» STATED EXERCISE
Output the material exactly, but drop every image it holds.

» DATA RECORDS

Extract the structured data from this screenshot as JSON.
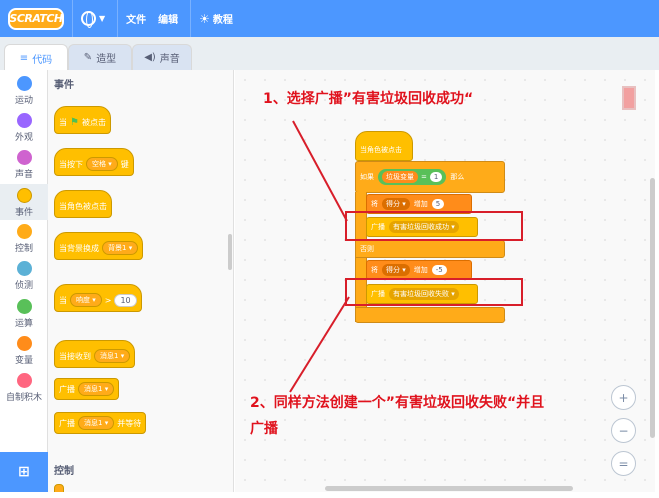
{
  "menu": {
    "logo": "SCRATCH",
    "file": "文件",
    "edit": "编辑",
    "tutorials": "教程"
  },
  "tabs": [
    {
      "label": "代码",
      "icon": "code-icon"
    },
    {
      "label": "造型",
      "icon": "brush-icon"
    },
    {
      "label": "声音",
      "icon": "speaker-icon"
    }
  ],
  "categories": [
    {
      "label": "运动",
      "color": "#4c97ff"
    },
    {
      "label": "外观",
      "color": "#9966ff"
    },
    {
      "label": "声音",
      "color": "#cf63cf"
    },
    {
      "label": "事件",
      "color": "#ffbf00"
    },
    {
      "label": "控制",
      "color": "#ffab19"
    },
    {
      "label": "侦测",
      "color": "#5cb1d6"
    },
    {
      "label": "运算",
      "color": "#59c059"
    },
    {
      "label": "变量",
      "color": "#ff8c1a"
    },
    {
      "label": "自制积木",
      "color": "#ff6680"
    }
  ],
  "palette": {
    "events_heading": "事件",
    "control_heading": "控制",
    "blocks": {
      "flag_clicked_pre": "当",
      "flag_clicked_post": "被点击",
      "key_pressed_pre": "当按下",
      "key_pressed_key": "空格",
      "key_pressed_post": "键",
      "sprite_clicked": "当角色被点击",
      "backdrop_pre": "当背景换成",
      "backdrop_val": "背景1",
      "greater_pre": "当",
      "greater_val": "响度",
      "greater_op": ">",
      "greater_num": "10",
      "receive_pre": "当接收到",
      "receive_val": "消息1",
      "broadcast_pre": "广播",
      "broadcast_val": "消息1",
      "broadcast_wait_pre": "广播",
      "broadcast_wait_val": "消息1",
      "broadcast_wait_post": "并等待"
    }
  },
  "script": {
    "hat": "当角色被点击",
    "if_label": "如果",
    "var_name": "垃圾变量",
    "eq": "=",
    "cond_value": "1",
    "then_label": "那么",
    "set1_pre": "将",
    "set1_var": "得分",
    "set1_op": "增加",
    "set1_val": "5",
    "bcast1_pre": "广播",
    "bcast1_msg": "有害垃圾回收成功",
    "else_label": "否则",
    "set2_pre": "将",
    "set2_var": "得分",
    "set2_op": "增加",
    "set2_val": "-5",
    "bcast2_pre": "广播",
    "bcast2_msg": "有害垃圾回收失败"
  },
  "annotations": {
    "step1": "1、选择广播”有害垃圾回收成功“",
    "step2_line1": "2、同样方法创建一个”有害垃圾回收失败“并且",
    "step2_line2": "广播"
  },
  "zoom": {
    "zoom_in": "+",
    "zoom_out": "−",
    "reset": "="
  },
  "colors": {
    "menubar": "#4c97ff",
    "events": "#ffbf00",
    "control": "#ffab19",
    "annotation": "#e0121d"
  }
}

» ANSWER BELOW
Extract the structured data from this screenshot as JSON.
{
  "menu": {
    "logo": "SCRATCH",
    "file": "文件",
    "edit": "编辑",
    "tutorials": "教程"
  },
  "tabs": [
    {
      "label": "代码",
      "icon": "code-icon"
    },
    {
      "label": "造型",
      "icon": "brush-icon"
    },
    {
      "label": "声音",
      "icon": "speaker-icon"
    }
  ],
  "categories": [
    {
      "label": "运动",
      "color": "#4c97ff"
    },
    {
      "label": "外观",
      "color": "#9966ff"
    },
    {
      "label": "声音",
      "color": "#cf63cf"
    },
    {
      "label": "事件",
      "color": "#ffbf00"
    },
    {
      "label": "控制",
      "color": "#ffab19"
    },
    {
      "label": "侦测",
      "color": "#5cb1d6"
    },
    {
      "label": "运算",
      "color": "#59c059"
    },
    {
      "label": "变量",
      "color": "#ff8c1a"
    },
    {
      "label": "自制积木",
      "color": "#ff6680"
    }
  ],
  "palette": {
    "events_heading": "事件",
    "control_heading": "控制",
    "blocks": {
      "flag_clicked_pre": "当",
      "flag_clicked_post": "被点击",
      "key_pressed_pre": "当按下",
      "key_pressed_key": "空格",
      "key_pressed_post": "键",
      "sprite_clicked": "当角色被点击",
      "backdrop_pre": "当背景换成",
      "backdrop_val": "背景1",
      "greater_pre": "当",
      "greater_val": "响度",
      "greater_op": ">",
      "greater_num": "10",
      "receive_pre": "当接收到",
      "receive_val": "消息1",
      "broadcast_pre": "广播",
      "broadcast_val": "消息1",
      "broadcast_wait_pre": "广播",
      "broadcast_wait_val": "消息1",
      "broadcast_wait_post": "并等待"
    }
  },
  "script": {
    "hat": "当角色被点击",
    "if_label": "如果",
    "var_name": "垃圾变量",
    "eq": "=",
    "cond_value": "1",
    "then_label": "那么",
    "set1_pre": "将",
    "set1_var": "得分",
    "set1_op": "增加",
    "set1_val": "5",
    "bcast1_pre": "广播",
    "bcast1_msg": "有害垃圾回收成功",
    "else_label": "否则",
    "set2_pre": "将",
    "set2_var": "得分",
    "set2_op": "增加",
    "set2_val": "-5",
    "bcast2_pre": "广播",
    "bcast2_msg": "有害垃圾回收失败"
  },
  "annotations": {
    "step1": "1、选择广播”有害垃圾回收成功“",
    "step2_line1": "2、同样方法创建一个”有害垃圾回收失败“并且",
    "step2_line2": "广播"
  },
  "zoom": {
    "zoom_in": "+",
    "zoom_out": "−",
    "reset": "="
  },
  "colors": {
    "menubar": "#4c97ff",
    "events": "#ffbf00",
    "control": "#ffab19",
    "annotation": "#e0121d"
  }
}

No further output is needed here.